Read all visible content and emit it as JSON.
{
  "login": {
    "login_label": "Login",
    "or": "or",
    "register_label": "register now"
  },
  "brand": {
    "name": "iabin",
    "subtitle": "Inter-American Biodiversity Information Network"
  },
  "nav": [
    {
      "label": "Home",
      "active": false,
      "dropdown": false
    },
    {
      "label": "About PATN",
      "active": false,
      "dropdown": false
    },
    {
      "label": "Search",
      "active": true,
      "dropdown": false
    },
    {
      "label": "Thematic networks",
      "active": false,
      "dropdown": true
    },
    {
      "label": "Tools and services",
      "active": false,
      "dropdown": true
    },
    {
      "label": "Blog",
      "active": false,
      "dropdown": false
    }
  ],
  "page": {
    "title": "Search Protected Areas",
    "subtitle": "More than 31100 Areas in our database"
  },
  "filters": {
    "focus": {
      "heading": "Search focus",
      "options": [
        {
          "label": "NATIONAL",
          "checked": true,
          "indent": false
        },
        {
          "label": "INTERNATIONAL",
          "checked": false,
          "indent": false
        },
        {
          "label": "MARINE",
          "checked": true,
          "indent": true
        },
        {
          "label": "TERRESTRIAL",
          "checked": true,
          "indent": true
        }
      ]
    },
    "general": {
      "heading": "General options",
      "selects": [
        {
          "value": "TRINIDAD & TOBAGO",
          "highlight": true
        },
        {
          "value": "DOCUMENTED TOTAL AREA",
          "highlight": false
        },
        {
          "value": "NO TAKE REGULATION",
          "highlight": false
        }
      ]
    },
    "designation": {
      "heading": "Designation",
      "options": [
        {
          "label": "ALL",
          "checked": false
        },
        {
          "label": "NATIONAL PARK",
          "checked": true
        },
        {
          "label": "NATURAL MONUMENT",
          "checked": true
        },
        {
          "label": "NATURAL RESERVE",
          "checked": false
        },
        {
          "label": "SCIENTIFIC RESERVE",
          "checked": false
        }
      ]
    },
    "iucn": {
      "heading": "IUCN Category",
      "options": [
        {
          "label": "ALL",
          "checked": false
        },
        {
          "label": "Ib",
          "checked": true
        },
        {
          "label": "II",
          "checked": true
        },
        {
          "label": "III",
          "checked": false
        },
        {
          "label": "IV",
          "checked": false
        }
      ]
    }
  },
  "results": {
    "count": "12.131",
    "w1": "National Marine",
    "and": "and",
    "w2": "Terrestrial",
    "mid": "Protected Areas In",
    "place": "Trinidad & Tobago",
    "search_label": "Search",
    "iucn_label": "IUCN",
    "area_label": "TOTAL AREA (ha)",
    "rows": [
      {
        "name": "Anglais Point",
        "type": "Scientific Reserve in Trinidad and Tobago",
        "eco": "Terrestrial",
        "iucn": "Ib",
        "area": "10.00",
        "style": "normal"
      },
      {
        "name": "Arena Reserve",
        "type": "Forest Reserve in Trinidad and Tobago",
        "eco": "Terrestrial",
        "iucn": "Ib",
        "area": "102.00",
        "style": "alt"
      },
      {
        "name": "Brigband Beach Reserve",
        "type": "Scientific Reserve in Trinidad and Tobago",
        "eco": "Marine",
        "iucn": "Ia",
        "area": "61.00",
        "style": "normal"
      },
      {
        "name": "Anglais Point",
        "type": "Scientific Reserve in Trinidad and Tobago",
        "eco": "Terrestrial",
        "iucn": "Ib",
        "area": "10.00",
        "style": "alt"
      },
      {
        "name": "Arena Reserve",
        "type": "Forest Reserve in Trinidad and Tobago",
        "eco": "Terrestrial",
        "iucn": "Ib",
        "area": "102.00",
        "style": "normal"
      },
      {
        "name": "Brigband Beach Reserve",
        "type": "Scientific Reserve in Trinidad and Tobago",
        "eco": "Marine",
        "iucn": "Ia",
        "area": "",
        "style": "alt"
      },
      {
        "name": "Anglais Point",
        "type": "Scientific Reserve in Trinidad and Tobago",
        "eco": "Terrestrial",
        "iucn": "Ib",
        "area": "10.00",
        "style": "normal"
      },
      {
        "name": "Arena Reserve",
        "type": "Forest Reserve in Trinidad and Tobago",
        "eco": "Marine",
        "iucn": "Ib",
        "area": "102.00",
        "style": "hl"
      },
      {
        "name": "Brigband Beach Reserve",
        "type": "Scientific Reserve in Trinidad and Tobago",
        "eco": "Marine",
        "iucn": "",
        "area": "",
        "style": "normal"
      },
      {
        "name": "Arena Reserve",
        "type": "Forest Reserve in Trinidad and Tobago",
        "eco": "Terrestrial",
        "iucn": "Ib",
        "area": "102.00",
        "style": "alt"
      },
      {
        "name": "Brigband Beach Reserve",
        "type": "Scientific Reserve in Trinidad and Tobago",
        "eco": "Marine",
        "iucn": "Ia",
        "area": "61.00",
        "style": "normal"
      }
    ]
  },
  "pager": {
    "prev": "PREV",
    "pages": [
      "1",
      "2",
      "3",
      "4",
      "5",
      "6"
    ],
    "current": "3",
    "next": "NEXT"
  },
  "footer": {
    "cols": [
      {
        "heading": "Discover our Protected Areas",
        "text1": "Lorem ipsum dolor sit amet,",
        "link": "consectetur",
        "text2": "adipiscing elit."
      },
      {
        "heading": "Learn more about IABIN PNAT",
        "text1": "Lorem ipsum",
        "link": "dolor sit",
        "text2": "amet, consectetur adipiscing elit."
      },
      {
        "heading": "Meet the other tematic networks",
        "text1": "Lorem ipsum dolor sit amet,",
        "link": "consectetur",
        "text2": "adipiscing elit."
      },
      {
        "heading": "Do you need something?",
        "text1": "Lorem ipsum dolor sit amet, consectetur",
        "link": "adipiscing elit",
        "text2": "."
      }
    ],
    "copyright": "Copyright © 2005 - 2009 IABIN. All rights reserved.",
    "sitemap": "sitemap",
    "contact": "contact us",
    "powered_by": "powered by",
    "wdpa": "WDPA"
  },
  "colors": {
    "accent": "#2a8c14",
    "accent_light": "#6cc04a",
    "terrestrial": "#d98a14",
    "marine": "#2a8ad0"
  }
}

....................

WHAT TO DO | Take the entries and copy them out exactly.

THE RESULT |
Read all visible content and emit it as JSON.
{
  "login": {
    "login_label": "Login",
    "or": "or",
    "register_label": "register now"
  },
  "brand": {
    "name": "iabin",
    "subtitle": "Inter-American Biodiversity Information Network"
  },
  "nav": [
    {
      "label": "Home",
      "active": false,
      "dropdown": false
    },
    {
      "label": "About PATN",
      "active": false,
      "dropdown": false
    },
    {
      "label": "Search",
      "active": true,
      "dropdown": false
    },
    {
      "label": "Thematic networks",
      "active": false,
      "dropdown": true
    },
    {
      "label": "Tools and services",
      "active": false,
      "dropdown": true
    },
    {
      "label": "Blog",
      "active": false,
      "dropdown": false
    }
  ],
  "page": {
    "title": "Search Protected Areas",
    "subtitle": "More than 31100 Areas in our database"
  },
  "filters": {
    "focus": {
      "heading": "Search focus",
      "options": [
        {
          "label": "NATIONAL",
          "checked": true,
          "indent": false
        },
        {
          "label": "INTERNATIONAL",
          "checked": false,
          "indent": false
        },
        {
          "label": "MARINE",
          "checked": true,
          "indent": true
        },
        {
          "label": "TERRESTRIAL",
          "checked": true,
          "indent": true
        }
      ]
    },
    "general": {
      "heading": "General options",
      "selects": [
        {
          "value": "TRINIDAD & TOBAGO",
          "highlight": true
        },
        {
          "value": "DOCUMENTED TOTAL AREA",
          "highlight": false
        },
        {
          "value": "NO TAKE REGULATION",
          "highlight": false
        }
      ]
    },
    "designation": {
      "heading": "Designation",
      "options": [
        {
          "label": "ALL",
          "checked": false
        },
        {
          "label": "NATIONAL PARK",
          "checked": true
        },
        {
          "label": "NATURAL MONUMENT",
          "checked": true
        },
        {
          "label": "NATURAL RESERVE",
          "checked": false
        },
        {
          "label": "SCIENTIFIC RESERVE",
          "checked": false
        }
      ]
    },
    "iucn": {
      "heading": "IUCN Category",
      "options": [
        {
          "label": "ALL",
          "checked": false
        },
        {
          "label": "Ib",
          "checked": true
        },
        {
          "label": "II",
          "checked": true
        },
        {
          "label": "III",
          "checked": false
        },
        {
          "label": "IV",
          "checked": false
        }
      ]
    }
  },
  "results": {
    "count": "12.131",
    "w1": "National Marine",
    "and": "and",
    "w2": "Terrestrial",
    "mid": "Protected Areas In",
    "place": "Trinidad & Tobago",
    "search_label": "Search",
    "iucn_label": "IUCN",
    "area_label": "TOTAL AREA (ha)",
    "rows": [
      {
        "name": "Anglais Point",
        "type": "Scientific Reserve in Trinidad and Tobago",
        "eco": "Terrestrial",
        "iucn": "Ib",
        "area": "10.00",
        "style": "normal"
      },
      {
        "name": "Arena Reserve",
        "type": "Forest Reserve in Trinidad and Tobago",
        "eco": "Terrestrial",
        "iucn": "Ib",
        "area": "102.00",
        "style": "alt"
      },
      {
        "name": "Brigband Beach Reserve",
        "type": "Scientific Reserve in Trinidad and Tobago",
        "eco": "Marine",
        "iucn": "Ia",
        "area": "61.00",
        "style": "normal"
      },
      {
        "name": "Anglais Point",
        "type": "Scientific Reserve in Trinidad and Tobago",
        "eco": "Terrestrial",
        "iucn": "Ib",
        "area": "10.00",
        "style": "alt"
      },
      {
        "name": "Arena Reserve",
        "type": "Forest Reserve in Trinidad and Tobago",
        "eco": "Terrestrial",
        "iucn": "Ib",
        "area": "102.00",
        "style": "normal"
      },
      {
        "name": "Brigband Beach Reserve",
        "type": "Scientific Reserve in Trinidad and Tobago",
        "eco": "Marine",
        "iucn": "Ia",
        "area": "",
        "style": "alt"
      },
      {
        "name": "Anglais Point",
        "type": "Scientific Reserve in Trinidad and Tobago",
        "eco": "Terrestrial",
        "iucn": "Ib",
        "area": "10.00",
        "style": "normal"
      },
      {
        "name": "Arena Reserve",
        "type": "Forest Reserve in Trinidad and Tobago",
        "eco": "Marine",
        "iucn": "Ib",
        "area": "102.00",
        "style": "hl"
      },
      {
        "name": "Brigband Beach Reserve",
        "type": "Scientific Reserve in Trinidad and Tobago",
        "eco": "Marine",
        "iucn": "",
        "area": "",
        "style": "normal"
      },
      {
        "name": "Arena Reserve",
        "type": "Forest Reserve in Trinidad and Tobago",
        "eco": "Terrestrial",
        "iucn": "Ib",
        "area": "102.00",
        "style": "alt"
      },
      {
        "name": "Brigband Beach Reserve",
        "type": "Scientific Reserve in Trinidad and Tobago",
        "eco": "Marine",
        "iucn": "Ia",
        "area": "61.00",
        "style": "normal"
      }
    ]
  },
  "pager": {
    "prev": "PREV",
    "pages": [
      "1",
      "2",
      "3",
      "4",
      "5",
      "6"
    ],
    "current": "3",
    "next": "NEXT"
  },
  "footer": {
    "cols": [
      {
        "heading": "Discover our Protected Areas",
        "text1": "Lorem ipsum dolor sit amet,",
        "link": "consectetur",
        "text2": "adipiscing elit."
      },
      {
        "heading": "Learn more about IABIN PNAT",
        "text1": "Lorem ipsum",
        "link": "dolor sit",
        "text2": "amet, consectetur adipiscing elit."
      },
      {
        "heading": "Meet the other tematic networks",
        "text1": "Lorem ipsum dolor sit amet,",
        "link": "consectetur",
        "text2": "adipiscing elit."
      },
      {
        "heading": "Do you need something?",
        "text1": "Lorem ipsum dolor sit amet, consectetur",
        "link": "adipiscing elit",
        "text2": "."
      }
    ],
    "copyright": "Copyright © 2005 - 2009 IABIN. All rights reserved.",
    "sitemap": "sitemap",
    "contact": "contact us",
    "powered_by": "powered by",
    "wdpa": "WDPA"
  },
  "colors": {
    "accent": "#2a8c14",
    "accent_light": "#6cc04a",
    "terrestrial": "#d98a14",
    "marine": "#2a8ad0"
  }
}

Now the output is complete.